| Exercise |
Count the lines below that contain the word "Закупка", and report only that number.

[start]

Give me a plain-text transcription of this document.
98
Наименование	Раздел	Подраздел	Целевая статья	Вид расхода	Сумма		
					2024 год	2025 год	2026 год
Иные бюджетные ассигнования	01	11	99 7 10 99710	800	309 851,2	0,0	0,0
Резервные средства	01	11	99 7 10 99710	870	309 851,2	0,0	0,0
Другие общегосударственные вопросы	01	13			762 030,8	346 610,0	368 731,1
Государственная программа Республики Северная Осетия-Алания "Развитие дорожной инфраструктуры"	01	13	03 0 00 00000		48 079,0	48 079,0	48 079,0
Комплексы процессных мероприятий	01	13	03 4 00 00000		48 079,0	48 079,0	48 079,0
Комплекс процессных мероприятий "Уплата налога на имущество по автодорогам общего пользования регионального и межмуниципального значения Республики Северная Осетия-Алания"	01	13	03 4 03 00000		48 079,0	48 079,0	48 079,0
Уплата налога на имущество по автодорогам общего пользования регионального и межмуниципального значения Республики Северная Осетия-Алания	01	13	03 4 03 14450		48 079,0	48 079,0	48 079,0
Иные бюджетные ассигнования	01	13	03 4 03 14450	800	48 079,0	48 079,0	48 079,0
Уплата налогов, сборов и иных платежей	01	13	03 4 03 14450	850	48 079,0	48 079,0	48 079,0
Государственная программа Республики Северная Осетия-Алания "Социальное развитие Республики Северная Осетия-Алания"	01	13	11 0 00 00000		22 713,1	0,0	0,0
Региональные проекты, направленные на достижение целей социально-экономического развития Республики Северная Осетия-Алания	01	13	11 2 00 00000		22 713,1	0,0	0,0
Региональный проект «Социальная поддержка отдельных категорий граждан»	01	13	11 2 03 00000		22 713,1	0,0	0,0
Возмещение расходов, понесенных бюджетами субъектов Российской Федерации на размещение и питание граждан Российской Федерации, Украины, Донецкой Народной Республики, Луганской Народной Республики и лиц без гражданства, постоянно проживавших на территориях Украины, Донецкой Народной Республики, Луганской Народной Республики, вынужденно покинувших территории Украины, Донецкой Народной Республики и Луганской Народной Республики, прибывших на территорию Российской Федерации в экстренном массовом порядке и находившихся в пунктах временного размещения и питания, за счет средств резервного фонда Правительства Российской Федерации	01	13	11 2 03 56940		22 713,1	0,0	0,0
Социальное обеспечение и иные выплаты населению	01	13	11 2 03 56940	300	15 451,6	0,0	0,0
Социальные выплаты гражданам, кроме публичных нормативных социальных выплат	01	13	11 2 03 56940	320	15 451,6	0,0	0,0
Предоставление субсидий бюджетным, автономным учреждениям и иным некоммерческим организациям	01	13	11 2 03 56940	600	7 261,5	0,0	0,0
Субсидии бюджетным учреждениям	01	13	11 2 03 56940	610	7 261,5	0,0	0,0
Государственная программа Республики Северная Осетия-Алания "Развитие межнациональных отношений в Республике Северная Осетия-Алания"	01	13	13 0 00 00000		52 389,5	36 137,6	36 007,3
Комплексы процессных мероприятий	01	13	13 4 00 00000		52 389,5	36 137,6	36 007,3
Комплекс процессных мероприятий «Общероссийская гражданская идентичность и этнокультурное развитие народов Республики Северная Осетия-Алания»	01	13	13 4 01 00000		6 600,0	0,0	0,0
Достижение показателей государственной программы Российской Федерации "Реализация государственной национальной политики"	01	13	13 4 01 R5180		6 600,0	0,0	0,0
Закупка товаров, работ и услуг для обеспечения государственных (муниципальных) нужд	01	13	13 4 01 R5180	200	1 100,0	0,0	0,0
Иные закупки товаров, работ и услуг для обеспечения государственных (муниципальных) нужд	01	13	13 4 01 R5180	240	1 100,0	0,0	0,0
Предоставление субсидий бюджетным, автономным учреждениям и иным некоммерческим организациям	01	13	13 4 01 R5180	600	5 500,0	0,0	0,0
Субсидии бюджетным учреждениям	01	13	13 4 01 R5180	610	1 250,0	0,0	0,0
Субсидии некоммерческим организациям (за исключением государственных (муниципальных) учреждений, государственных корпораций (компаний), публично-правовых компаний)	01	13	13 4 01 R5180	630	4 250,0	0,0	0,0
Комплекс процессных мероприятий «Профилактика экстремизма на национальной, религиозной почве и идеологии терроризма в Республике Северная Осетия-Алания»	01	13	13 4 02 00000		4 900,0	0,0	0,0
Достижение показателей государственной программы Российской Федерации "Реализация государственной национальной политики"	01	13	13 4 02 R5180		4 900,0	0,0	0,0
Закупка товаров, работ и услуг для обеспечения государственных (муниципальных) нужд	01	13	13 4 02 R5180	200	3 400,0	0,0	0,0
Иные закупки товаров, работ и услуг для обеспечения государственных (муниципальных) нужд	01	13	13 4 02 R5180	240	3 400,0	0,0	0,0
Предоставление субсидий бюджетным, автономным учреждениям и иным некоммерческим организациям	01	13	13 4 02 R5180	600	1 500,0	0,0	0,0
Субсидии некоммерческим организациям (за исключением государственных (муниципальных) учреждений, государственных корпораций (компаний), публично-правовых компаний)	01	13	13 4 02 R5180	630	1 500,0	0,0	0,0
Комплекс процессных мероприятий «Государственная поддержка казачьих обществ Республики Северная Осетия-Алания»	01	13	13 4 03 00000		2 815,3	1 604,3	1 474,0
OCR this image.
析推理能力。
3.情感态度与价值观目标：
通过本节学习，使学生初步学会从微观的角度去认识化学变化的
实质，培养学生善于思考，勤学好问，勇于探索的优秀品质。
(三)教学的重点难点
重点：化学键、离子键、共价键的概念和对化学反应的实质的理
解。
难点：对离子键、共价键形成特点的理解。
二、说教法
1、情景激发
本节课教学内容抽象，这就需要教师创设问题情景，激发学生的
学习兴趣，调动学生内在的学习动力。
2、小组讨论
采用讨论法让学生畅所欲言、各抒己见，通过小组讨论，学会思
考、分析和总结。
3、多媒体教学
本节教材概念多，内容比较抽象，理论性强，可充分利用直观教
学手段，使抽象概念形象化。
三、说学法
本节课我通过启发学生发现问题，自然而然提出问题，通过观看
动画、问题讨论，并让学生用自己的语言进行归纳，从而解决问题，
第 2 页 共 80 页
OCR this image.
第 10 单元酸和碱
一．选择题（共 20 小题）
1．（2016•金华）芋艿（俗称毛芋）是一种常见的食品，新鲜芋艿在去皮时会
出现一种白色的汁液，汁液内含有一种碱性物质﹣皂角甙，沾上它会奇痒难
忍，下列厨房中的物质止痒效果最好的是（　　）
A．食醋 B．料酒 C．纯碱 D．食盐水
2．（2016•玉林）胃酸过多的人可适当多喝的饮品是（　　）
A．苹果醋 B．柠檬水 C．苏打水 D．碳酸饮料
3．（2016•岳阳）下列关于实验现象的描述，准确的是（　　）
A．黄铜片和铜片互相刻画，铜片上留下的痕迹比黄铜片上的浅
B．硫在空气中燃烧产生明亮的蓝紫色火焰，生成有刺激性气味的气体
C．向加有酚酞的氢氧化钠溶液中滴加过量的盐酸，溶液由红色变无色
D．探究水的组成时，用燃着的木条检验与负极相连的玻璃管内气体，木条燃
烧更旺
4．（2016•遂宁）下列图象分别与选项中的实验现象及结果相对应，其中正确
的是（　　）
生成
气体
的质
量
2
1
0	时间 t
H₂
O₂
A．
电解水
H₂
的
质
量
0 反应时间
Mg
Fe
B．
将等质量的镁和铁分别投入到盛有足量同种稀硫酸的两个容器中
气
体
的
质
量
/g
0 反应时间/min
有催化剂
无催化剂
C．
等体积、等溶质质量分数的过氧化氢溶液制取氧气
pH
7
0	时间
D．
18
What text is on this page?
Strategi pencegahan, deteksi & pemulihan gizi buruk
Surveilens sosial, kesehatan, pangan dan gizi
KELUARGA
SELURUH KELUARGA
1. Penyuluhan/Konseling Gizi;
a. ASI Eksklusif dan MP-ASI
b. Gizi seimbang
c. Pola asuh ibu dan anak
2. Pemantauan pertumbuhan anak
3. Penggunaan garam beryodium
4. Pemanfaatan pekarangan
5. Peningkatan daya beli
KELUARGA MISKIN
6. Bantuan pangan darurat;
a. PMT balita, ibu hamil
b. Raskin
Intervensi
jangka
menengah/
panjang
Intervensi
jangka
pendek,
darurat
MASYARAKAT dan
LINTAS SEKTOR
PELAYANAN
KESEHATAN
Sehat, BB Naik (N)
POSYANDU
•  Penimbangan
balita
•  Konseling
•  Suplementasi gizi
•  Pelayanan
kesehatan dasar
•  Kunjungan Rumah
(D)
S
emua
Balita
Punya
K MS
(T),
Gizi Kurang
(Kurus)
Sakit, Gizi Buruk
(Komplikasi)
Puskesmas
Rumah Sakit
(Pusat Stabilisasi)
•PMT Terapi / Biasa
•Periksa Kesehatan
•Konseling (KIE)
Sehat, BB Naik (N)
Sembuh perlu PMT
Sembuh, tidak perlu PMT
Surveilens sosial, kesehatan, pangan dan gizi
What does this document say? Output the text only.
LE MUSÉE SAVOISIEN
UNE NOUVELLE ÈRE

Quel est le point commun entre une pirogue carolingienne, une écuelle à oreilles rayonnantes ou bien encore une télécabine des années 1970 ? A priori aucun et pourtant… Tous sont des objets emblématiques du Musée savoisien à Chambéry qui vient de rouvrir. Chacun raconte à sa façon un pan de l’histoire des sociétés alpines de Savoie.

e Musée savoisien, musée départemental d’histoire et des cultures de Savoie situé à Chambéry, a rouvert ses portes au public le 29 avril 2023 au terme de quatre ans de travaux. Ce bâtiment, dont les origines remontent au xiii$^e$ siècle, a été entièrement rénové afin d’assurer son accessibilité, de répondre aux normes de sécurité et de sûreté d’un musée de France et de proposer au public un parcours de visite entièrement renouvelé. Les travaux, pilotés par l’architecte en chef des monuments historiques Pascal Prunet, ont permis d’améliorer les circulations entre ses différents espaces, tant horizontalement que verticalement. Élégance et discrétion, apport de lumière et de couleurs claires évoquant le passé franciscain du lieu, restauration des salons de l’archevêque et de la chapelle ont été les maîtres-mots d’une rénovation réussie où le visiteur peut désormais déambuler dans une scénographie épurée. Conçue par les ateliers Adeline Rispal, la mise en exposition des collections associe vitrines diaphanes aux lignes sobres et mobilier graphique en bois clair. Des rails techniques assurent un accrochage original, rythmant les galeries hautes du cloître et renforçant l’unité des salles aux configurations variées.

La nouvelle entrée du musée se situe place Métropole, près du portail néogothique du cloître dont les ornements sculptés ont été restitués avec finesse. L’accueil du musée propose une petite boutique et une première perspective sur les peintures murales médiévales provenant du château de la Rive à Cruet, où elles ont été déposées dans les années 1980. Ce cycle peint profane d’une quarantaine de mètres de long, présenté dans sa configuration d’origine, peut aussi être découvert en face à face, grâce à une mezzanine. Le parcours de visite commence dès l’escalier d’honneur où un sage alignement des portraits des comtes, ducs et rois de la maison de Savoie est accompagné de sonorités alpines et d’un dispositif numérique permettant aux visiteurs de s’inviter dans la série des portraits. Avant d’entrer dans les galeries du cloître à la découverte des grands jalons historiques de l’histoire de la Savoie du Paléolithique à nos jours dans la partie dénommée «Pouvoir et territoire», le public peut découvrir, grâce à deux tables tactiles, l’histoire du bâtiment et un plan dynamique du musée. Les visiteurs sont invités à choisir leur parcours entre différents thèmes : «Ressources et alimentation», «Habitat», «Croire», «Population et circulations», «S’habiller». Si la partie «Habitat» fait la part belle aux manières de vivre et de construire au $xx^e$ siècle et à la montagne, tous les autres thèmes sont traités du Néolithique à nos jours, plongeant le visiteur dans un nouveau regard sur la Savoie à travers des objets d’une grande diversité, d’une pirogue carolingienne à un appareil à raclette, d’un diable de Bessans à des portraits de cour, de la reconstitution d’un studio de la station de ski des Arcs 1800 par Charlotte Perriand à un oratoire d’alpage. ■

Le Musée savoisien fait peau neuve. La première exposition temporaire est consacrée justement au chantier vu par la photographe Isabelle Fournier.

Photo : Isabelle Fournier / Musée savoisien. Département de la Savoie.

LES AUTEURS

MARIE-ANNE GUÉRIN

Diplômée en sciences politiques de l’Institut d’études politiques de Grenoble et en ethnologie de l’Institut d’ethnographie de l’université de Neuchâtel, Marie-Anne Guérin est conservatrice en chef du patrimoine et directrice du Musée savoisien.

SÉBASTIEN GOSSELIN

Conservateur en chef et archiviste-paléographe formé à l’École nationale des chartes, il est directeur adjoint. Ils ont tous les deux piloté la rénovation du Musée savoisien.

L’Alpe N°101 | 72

[end]

| Output for this exercise |
2